→ EXCERPTED PASSAGE:
## Begin

Thursday, February 21, 2008

Steve's First Law of Good Software Architecture

First, I should touch on the intent of good architecture. The intent is to build something of quality that will last a long time. The "something" we build will not be static - it will be changed, and should be amenable to those changes without loss of quality. Small applications are easy to replace, rather than change - so good architecture is most relevant to medium to large applications.

To review, my first law of good architecture is:

Identify all core services to the application. Code against the interface of the service you wish you had, not to the implementation of the one you actually have.

Now when I talk of services here, I am specifically *not* talking about SOA. I am talking about all the pieces of your application that are not business logic. In this context, a "core service" is pretty much everything that is not the business logic itself. This includes the entire user interface, the database, the file system, and the application settings.


User Interface
Lets talk about the user interface as a service. This is a little-known technique, so I'll take the time to motivate it as best I can.

Consider this statement: Logic naturally wants to be at the points of control. By default, the main point of control of an application is its user interface. This is why it is so hard for developers to keep it out of there! For non-visual applications, this is still true - the logic wants to be on the edges. From an architectural perspective, this tendency is very dangerous - the user interface is the most likely part of the application to be discarded, and the hardest (practically impossible) to re-use.

One well-known technique for limiting the damage is layering of the user-interface on top of the application logic. With discipline, this can work well. However, good architecture does not assume discipline. It assumes team members of average talent at best, and structures the application so that they are as effective as possible. Layering is not the best answer.

Given that logic wants to be at the point of control, we can make a conscious decision to put the application logic in control. This will make the other parts to the application subservient to the application logic. As it turns out, that is the definition of a service - a part of the application that is subservient to another.

Another important characteristic of a service is that it has a well-defined API. So well defined in fact, that we can define its interface, and code against that interface rather than the actual service. So score 1 for the user interface as a service - it makes automated testing of business logic easy.

Of course, the user will still interact with the application - clicking on menus, entering data, and generally driving the flow of the application. However, they will be doing that within the context that the application logic has defined and supplied to the user interface.

In practice, this is a lot easier than it sounds. You can evolve the interface as you develop the application. Modern inversion of control techniques make it easy to inject the actual user interface at the time of execution, and to supply an appropriate context that the user interface can operate within.


The File System
Some pre-built services, such as the file system are very broad. Do we create an interface over that entire surface? No. We code against the interface we wish we had. The file system may provide the implementation, but we would be introducing unnecessary complexity if we dealt with the file system directly.


Settings
My own view is that you can combine settings with the user interface service. This is because settings can often be user-choices in one implementation, and settings in another, and hard-coded in yet another. There is no perceivable downside to having the user interface implementation control the settings.

## End

→ WHAT IS ASKED:
1 - Please copy the software architecture post from "First, I should" up to and including "you actually have.".
2 - Using the software architecture post, explain why the author thinks settings can be combined with the user interface service.
3 - According to the software architecture post, which part of an application is the most likely to be discarded?

→ RECORD LIST:
## Begin

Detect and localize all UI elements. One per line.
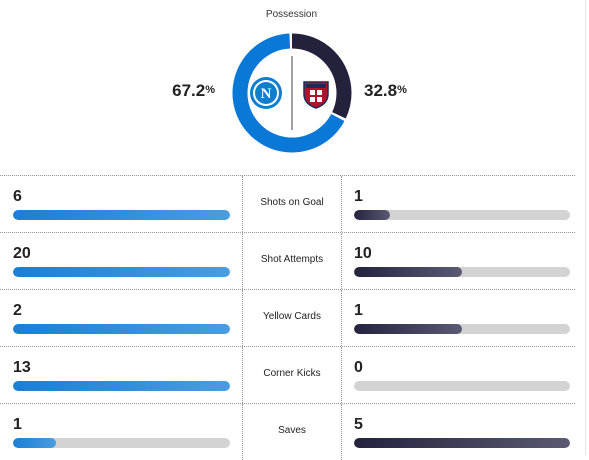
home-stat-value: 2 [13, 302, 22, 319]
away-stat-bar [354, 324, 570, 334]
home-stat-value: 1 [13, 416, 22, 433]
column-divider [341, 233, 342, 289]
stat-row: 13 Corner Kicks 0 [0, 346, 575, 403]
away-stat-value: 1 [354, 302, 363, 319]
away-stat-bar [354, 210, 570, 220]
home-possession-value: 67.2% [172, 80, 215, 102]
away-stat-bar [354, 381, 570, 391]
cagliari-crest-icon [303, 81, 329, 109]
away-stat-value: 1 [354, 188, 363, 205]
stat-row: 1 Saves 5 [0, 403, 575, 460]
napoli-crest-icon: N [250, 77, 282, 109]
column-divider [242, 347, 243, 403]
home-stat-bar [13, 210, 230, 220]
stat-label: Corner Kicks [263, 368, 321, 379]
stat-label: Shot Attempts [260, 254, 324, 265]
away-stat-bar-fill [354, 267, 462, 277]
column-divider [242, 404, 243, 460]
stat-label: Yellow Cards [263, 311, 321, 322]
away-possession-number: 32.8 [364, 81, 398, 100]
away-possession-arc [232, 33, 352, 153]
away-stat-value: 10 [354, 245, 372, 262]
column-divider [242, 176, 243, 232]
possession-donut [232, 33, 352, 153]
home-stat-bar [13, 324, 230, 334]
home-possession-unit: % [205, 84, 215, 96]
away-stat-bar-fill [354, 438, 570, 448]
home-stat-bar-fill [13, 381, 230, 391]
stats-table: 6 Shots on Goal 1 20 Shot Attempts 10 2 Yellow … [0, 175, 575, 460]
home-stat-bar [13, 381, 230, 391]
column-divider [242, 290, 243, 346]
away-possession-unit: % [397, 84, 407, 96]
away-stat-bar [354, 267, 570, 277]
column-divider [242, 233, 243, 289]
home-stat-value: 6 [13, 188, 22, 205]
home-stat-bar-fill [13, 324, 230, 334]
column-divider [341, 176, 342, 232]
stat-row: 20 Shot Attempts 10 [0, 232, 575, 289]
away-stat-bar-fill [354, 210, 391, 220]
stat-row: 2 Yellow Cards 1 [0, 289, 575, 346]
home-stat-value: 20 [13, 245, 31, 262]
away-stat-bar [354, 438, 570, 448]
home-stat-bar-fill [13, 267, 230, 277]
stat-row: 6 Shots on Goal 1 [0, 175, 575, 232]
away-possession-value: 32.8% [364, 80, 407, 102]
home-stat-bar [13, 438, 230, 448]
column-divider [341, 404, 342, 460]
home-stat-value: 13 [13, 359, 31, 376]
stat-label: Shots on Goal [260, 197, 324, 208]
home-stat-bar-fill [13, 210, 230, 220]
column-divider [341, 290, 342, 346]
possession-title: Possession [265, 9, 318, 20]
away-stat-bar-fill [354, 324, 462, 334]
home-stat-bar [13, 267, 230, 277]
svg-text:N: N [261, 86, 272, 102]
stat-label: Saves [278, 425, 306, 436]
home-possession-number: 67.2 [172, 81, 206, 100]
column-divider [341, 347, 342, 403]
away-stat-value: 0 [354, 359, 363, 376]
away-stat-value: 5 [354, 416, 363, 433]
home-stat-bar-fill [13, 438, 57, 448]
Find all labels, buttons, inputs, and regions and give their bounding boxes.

## End
## Begin

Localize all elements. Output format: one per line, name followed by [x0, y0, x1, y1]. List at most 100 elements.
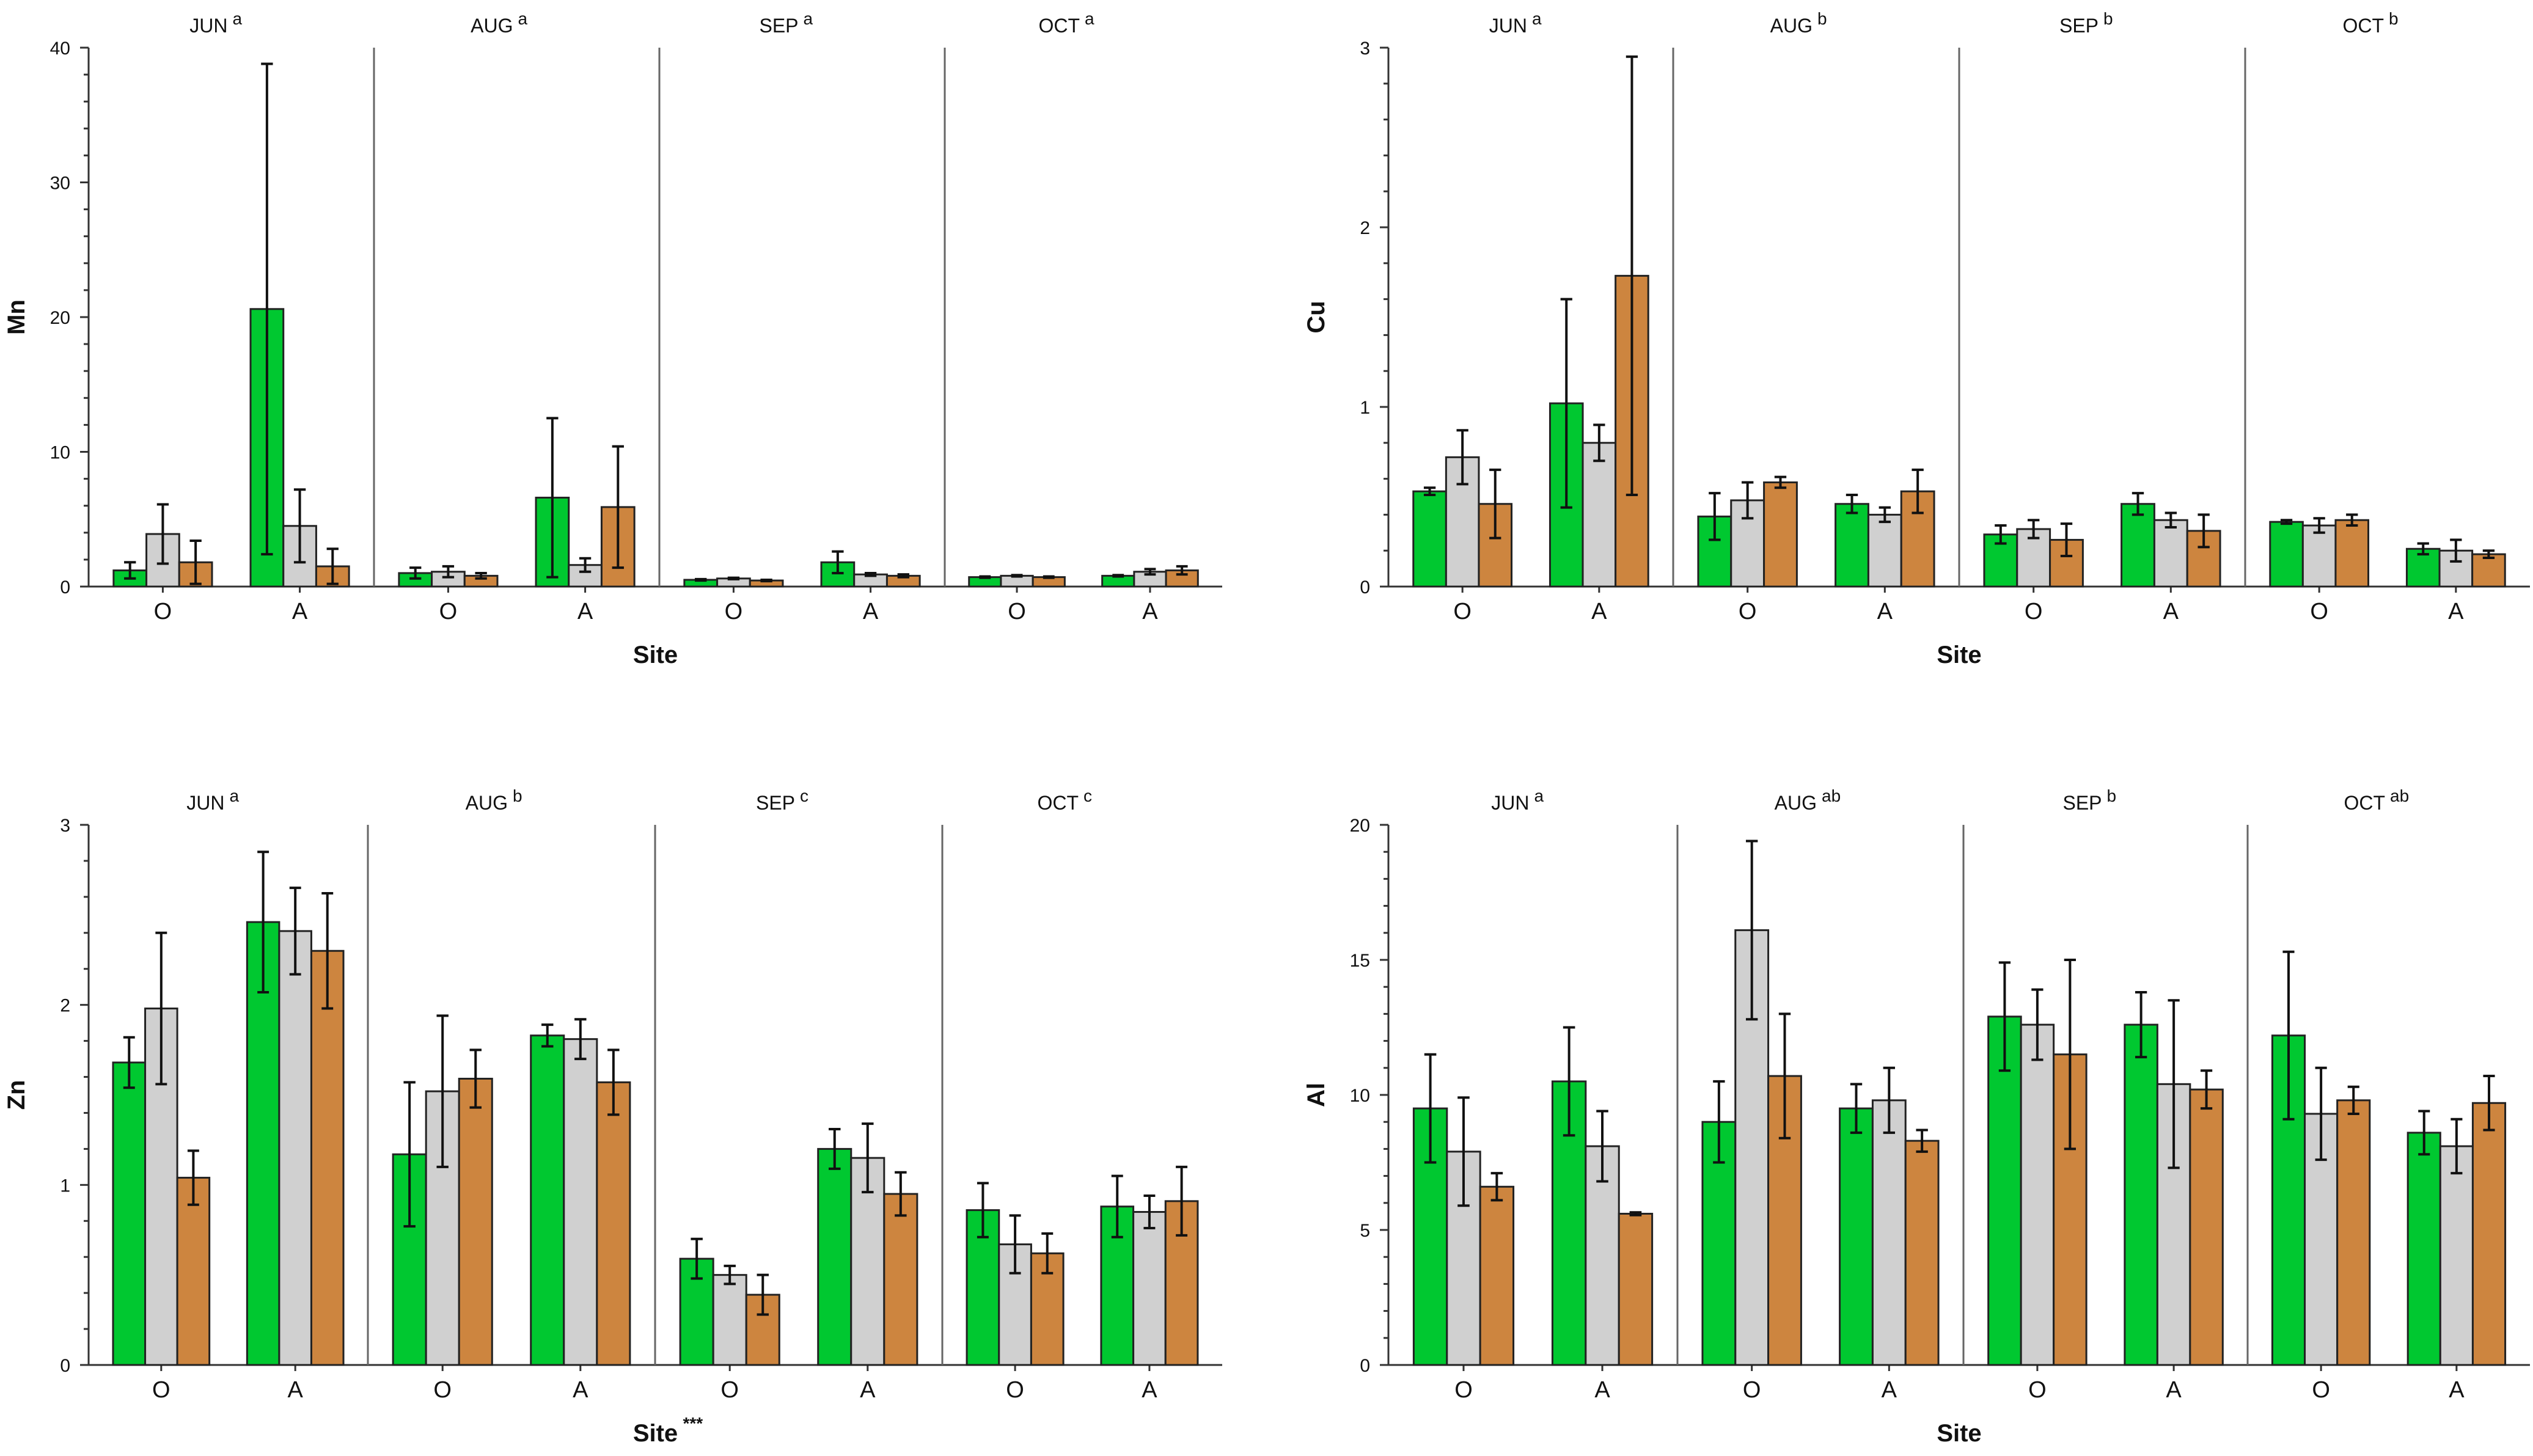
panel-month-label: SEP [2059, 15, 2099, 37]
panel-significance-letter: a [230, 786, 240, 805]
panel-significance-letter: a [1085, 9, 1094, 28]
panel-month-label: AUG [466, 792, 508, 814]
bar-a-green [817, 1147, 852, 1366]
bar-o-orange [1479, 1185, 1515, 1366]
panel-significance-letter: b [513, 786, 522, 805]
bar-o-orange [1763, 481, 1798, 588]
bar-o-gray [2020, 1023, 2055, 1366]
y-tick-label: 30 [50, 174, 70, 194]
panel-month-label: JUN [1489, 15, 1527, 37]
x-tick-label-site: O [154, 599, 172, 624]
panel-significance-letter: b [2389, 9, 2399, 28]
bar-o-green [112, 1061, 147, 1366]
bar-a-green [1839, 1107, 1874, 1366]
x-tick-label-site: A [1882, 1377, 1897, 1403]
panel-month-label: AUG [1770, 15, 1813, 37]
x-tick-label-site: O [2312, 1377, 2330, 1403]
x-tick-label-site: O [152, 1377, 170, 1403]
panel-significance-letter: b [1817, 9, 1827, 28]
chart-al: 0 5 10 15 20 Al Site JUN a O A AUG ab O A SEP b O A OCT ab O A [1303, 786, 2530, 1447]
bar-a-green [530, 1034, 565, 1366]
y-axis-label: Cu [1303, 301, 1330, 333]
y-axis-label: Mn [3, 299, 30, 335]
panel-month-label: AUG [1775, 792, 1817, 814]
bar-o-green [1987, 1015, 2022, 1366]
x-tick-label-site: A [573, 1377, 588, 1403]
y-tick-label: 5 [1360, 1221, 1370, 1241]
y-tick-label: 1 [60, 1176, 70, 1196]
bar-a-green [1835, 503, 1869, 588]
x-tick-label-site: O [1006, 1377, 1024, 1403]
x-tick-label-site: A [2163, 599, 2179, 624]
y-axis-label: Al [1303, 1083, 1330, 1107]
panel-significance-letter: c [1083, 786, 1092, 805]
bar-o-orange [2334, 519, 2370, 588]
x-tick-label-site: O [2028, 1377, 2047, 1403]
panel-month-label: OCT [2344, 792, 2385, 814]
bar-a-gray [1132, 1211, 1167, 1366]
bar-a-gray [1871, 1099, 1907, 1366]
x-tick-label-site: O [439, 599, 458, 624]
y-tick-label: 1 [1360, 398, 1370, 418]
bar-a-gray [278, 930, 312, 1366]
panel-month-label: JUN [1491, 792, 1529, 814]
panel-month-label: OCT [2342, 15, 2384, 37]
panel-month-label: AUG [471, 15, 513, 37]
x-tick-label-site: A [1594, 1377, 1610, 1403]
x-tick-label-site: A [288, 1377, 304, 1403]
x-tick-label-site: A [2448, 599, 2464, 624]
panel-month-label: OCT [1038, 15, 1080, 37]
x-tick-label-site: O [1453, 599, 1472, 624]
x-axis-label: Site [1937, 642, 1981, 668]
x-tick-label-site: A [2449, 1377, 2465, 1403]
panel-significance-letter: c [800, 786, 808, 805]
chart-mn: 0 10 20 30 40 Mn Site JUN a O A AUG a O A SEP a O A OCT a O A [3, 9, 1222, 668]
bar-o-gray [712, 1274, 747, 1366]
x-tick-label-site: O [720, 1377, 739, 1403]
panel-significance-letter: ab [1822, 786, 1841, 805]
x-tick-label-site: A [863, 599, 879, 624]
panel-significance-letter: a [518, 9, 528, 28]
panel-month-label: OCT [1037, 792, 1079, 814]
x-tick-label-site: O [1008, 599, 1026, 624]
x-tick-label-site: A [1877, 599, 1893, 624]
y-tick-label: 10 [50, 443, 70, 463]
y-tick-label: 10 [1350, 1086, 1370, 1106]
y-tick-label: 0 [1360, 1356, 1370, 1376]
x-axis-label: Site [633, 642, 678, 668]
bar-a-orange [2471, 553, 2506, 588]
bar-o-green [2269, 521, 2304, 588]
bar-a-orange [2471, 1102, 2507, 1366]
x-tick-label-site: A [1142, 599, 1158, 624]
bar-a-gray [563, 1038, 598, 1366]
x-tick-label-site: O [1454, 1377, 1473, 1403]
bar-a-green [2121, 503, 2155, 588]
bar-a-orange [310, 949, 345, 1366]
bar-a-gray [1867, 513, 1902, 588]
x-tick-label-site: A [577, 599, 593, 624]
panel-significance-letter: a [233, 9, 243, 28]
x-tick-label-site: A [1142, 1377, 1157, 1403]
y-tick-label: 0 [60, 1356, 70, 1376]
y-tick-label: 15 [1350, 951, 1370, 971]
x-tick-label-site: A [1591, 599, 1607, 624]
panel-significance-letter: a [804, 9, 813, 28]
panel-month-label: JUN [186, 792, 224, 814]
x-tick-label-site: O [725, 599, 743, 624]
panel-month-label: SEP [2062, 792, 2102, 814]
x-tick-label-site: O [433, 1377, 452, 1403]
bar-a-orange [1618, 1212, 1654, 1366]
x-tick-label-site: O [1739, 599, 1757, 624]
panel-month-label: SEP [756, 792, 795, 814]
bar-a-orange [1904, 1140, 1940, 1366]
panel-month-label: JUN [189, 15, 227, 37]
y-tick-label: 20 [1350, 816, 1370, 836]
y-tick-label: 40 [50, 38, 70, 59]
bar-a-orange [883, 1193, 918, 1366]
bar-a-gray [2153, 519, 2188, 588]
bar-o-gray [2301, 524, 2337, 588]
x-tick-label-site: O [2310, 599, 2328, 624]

## End

→ LIST OF SOLUTIONS:
1 -
First, I should touch on the intent of good architecture. The intent is to build something of quality that will last a long time. The "something" we build will not be static - it will be changed, and should be amenable to those changes without loss of quality. Small applications are easy to replace, rather than change - so good architecture is most relevant to medium to large applications.

To review, my first law of good architecture is:

Identify all core services to the application. Code against the interface of the service you wish you had, not to the implementation of the one you actually have.

2 - Settings can be user choices in one implementation, plain settings in another, and hard-coded in yet another. Because of this, the author sees no perceivable downside to letting the user interface implementation control the settings.

3 - The user interface.